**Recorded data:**
- - - - -
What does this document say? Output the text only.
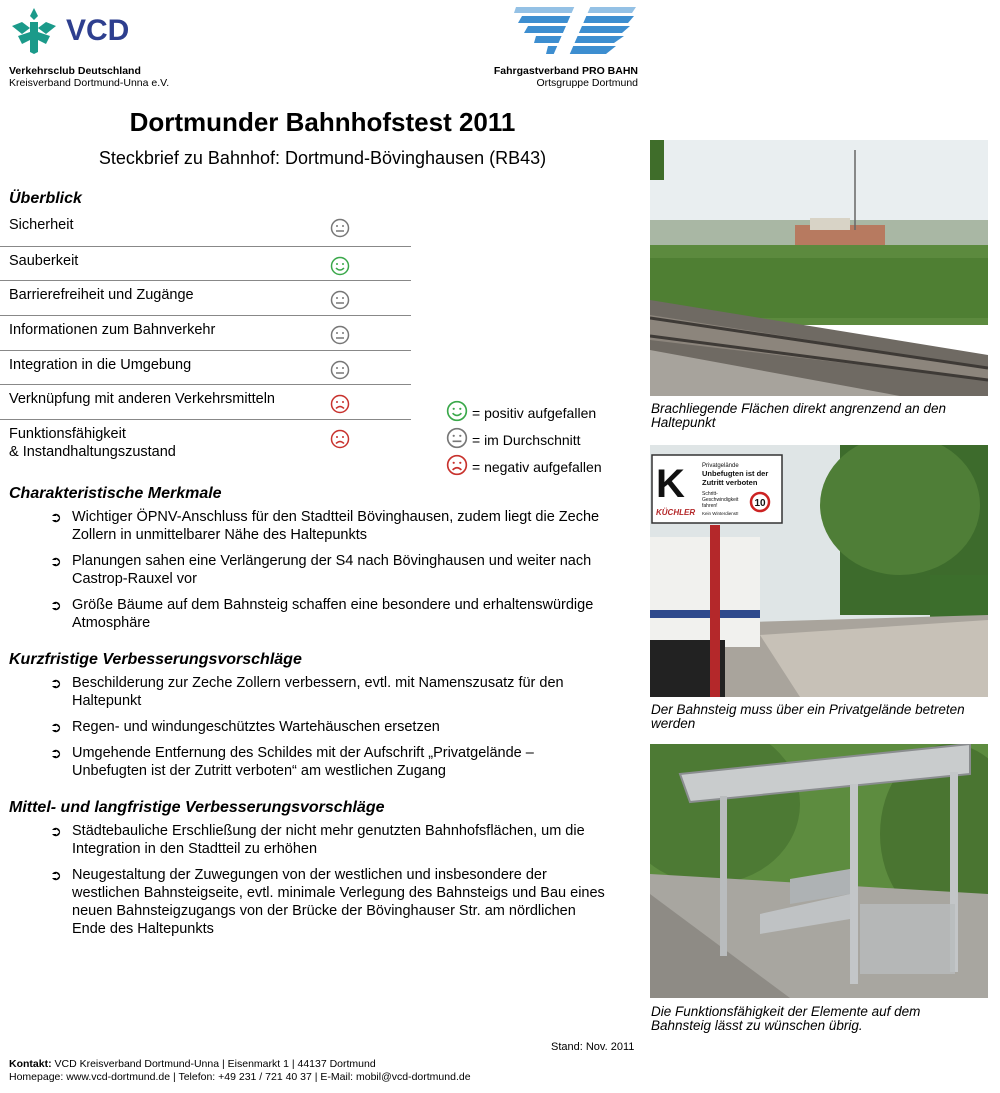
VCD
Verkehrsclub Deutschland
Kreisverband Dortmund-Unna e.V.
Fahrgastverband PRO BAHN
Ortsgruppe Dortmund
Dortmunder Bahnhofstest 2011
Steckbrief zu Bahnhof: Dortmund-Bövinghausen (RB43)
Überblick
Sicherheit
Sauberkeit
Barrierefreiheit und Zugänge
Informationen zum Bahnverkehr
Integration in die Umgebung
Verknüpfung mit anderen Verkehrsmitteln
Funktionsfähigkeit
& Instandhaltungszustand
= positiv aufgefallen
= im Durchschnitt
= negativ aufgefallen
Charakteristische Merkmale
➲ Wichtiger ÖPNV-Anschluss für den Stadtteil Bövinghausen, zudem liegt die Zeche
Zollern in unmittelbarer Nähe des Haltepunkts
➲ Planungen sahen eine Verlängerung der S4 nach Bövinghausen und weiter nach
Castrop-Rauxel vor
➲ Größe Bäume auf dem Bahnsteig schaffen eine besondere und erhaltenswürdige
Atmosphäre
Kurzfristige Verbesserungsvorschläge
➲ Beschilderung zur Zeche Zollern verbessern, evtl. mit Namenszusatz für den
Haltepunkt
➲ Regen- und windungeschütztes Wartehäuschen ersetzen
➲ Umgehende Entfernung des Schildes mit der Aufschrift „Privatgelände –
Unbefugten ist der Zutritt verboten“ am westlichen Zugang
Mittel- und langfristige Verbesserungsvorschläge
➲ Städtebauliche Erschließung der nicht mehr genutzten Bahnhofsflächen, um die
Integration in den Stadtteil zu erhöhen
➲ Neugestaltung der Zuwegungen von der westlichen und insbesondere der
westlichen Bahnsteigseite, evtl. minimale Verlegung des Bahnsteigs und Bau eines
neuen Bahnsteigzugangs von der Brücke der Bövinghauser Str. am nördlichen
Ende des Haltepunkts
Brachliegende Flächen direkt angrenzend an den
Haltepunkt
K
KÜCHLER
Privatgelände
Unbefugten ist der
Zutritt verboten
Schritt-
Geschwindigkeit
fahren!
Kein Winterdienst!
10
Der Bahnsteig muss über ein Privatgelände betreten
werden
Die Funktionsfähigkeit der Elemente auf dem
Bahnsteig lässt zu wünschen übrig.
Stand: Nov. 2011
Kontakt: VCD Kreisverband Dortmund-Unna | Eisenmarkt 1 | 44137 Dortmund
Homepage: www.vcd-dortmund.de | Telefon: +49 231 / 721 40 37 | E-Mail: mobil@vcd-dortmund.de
- - - - -
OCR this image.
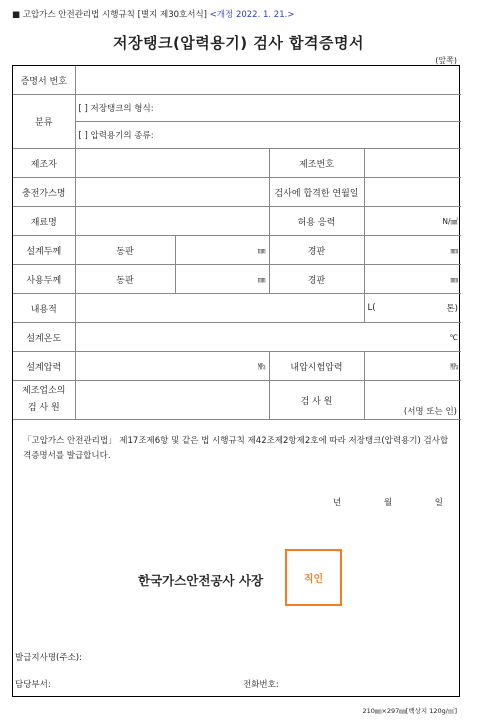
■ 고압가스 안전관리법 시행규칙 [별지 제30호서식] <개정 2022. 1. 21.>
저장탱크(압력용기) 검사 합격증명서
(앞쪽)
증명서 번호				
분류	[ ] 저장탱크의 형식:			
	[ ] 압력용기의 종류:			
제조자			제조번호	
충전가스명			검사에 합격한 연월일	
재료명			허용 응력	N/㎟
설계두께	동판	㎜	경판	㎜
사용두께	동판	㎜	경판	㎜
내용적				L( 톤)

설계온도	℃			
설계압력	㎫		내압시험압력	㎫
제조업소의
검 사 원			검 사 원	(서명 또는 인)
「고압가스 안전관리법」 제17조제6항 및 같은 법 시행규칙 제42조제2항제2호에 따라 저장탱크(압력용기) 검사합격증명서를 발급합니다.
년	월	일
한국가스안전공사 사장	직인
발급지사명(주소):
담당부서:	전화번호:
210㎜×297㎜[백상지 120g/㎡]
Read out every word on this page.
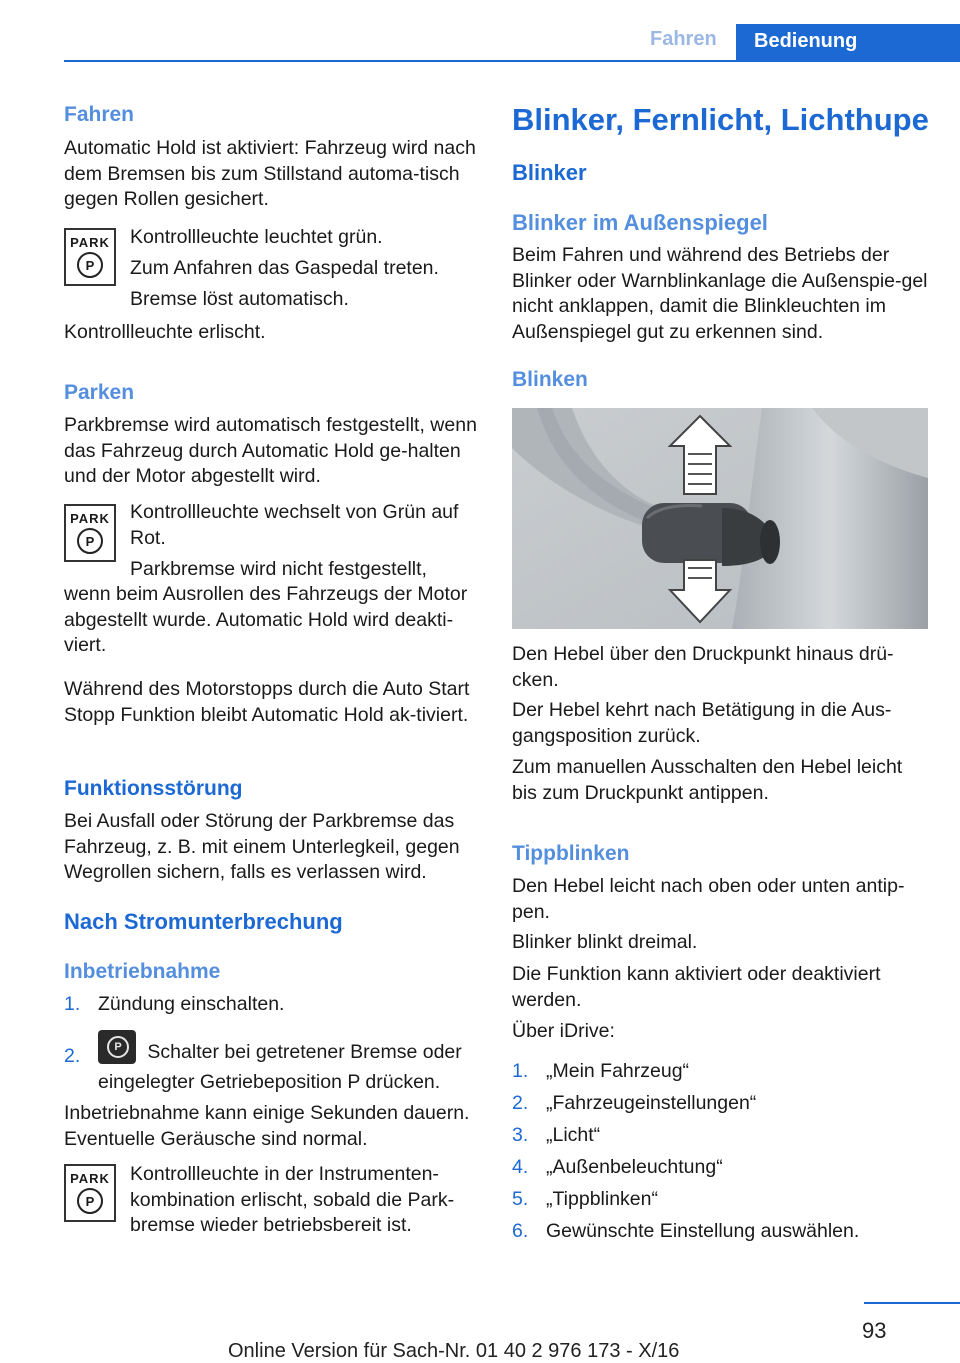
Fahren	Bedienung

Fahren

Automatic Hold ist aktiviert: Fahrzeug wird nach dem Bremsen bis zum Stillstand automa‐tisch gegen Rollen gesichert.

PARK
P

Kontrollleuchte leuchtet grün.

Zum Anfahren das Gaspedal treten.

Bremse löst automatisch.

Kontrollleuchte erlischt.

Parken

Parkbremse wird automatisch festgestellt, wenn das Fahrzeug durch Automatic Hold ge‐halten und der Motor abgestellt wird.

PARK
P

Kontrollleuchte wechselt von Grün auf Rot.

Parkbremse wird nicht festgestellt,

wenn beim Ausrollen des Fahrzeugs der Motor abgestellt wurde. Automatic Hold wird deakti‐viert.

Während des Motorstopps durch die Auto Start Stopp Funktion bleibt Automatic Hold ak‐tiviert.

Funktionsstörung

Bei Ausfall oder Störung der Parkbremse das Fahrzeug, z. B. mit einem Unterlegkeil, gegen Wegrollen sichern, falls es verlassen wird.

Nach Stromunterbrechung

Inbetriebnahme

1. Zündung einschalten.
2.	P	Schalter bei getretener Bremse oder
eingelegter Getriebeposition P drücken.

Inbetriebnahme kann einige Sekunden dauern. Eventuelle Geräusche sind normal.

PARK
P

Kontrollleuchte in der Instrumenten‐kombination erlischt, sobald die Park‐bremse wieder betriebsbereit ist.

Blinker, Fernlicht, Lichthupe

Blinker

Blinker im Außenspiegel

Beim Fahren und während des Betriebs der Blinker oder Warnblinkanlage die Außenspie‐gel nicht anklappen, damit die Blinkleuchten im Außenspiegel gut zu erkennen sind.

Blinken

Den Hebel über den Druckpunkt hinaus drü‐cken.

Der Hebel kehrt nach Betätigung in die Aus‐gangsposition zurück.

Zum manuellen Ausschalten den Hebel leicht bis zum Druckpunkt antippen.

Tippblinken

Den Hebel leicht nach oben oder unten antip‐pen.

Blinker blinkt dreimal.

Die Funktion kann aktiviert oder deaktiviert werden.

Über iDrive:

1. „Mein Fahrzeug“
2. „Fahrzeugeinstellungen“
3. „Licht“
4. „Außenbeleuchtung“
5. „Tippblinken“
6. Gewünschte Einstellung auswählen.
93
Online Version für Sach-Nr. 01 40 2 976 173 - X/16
- - - - -
**To be done:**
Extract every line containing the string "Inbetriebnahme" from the data above.

**Output for this exercise:**
Inbetriebnahme
Inbetriebnahme kann einige Sekunden dauern. Eventuelle Geräusche sind normal.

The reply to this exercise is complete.